>> start SELECTED EXCERPT

# Ferm chamber insulation



## OneEye (2/6/14)

My old fermenting fridge kicked the bucket the other day and so I've been looking for an alternative. I've seen some good looking 'mini fridge fermentation chambers'. Basically building an insulated frame around a mini fridge (which I already have). The builds I've seen on the American forums all use rigid foam insulation board, available at Lowes but bunnings doesn't stock anything like it. Any ideas from you good lot on what I could use or where I can get polyisocyanurate (PIR) here on melb?


----------



## sp0rk (2/6/14)

Bunnings stocks foam sheet for underfloor insulation (up to about 3 inches thick, I believe)
Sandwiching this between 2 sheets of marine ply would work well, methinks


----------



## boybrewer (2/6/14)

Try one of the refridgeration mobs that build commercial fridges . I just looked up one , there in Colchester rd Kilsyth called Burton Industries . They may have what you are looking for or point you in the right direction .


----------



## gsouth82 (2/6/14)

do an ebay or gumtree search for sandwich panel.
heres a good example of a quick search I just did: http://www.gumtree.com.au/s-ad/beaconsfield/miscellaneous-goods/free-coolroom-white-panel-of-cuts-50mm-panel/1048046826


----------



## n87 (2/6/14)

on a semi unrelated topic. Masters is a joint venture between Woolworths and Lowes (America).
i believe it stocks alot of the same crap stuff


----------



## Porkchop (26/7/14)

Keg king gave me an old kegerator for free. They said they get em all the time. Normally it is just the thermostat that is broken. Which is not a problem if you use a temp controller. In Melbourne during winter I leave the fridge of and just use a heat pad.


----------

>> end SELECTED EXCERPT
>> start SOURCE MATERIAL

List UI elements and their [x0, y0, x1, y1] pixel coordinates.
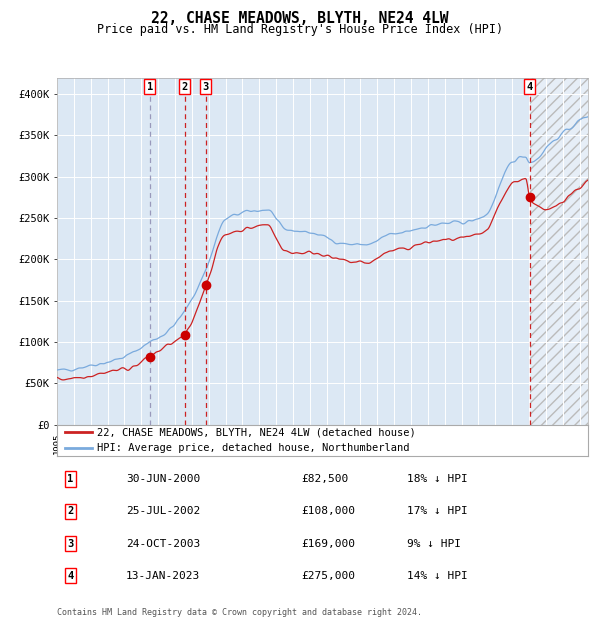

>> end SOURCE MATERIAL

GOAL OF THE EXERCISE:
In the forum thread on fermentation chamber insulation, which two companies are named as the joint venture behind Masters?

WRITTEN SOLUTION:
Woolworths and Lowes.